EXERCISE BRIEF: Scan the data below for the string "karşıya". Show every line where it turns up.

○ ○ ○ ○ ○

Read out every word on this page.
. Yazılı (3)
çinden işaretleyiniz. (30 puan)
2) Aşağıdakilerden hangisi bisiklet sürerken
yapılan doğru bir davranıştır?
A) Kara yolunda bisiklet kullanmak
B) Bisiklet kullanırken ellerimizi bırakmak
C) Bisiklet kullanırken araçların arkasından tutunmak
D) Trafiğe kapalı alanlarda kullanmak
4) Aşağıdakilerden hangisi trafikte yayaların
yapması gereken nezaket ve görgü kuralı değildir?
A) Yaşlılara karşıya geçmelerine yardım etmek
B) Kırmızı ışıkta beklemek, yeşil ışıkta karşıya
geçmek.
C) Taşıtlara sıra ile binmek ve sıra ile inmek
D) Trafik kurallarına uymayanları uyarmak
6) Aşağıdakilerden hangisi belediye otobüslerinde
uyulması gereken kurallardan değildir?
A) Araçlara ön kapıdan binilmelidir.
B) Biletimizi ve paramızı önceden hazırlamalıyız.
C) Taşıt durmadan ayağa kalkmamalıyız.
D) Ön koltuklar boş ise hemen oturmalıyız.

○ ○ ○ ○ ○

FINISHED TASK:
A) Yaşlılara karşıya geçmelerine yardım etmek
B) Kırmızı ışıkta beklemek, yeşil ışıkta karşıya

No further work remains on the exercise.